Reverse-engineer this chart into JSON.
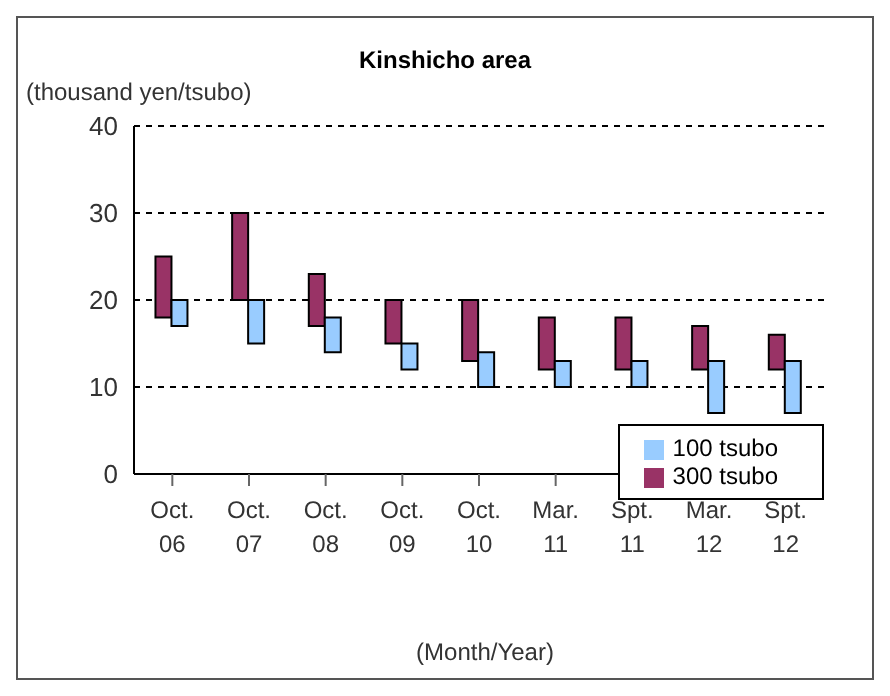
{
  "chart_data": {
    "type": "bar",
    "title": "Kinshicho area",
    "ylabel": "(thousand yen/tsubo)",
    "xlabel": "(Month/Year)",
    "categories": [
      "Oct. 06",
      "Oct. 07",
      "Oct. 08",
      "Oct. 09",
      "Oct. 10",
      "Mar. 11",
      "Spt. 11",
      "Mar. 12",
      "Spt. 12"
    ],
    "series": [
      {
        "name": "300 tsubo",
        "color": "#993366",
        "base": [
          18,
          20,
          17,
          15,
          13,
          12,
          12,
          12,
          12
        ],
        "values": [
          7,
          10,
          6,
          5,
          7,
          6,
          6,
          5,
          4
        ]
      },
      {
        "name": "100 tsubo",
        "color": "#99ccff",
        "base": [
          17,
          15,
          14,
          12,
          10,
          10,
          10,
          7,
          7
        ],
        "values": [
          3,
          5,
          4,
          3,
          4,
          3,
          3,
          6,
          6
        ]
      }
    ],
    "ylim": [
      0,
      40
    ],
    "yticks": [
      0,
      10,
      20,
      30,
      40
    ],
    "grid": "y",
    "legend": "bottom right"
  }
}
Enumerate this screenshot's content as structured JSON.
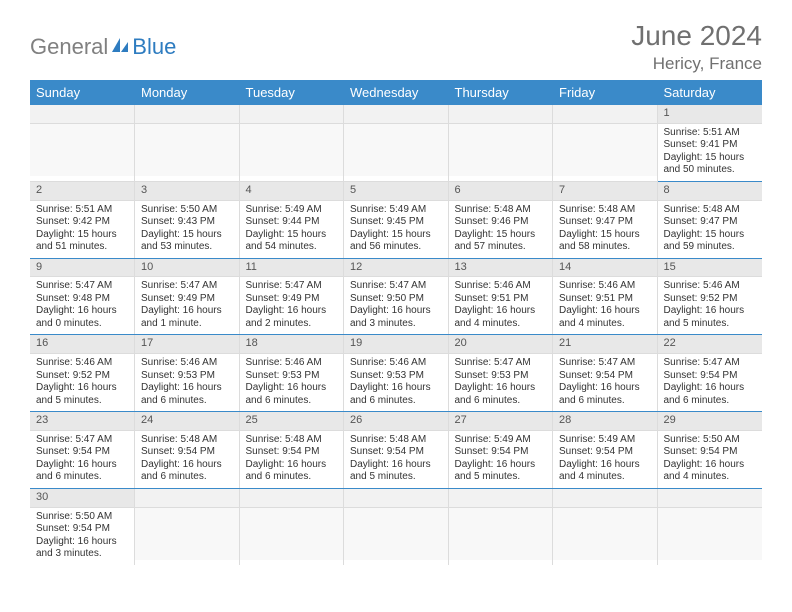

• PROMPT:
Copy all lines above containing the string "tsubo".

• TASK RESPONSE:
    "ylabel": "(thousand yen/tsubo)",
        "name": "300 tsubo",
        "name": "100 tsubo",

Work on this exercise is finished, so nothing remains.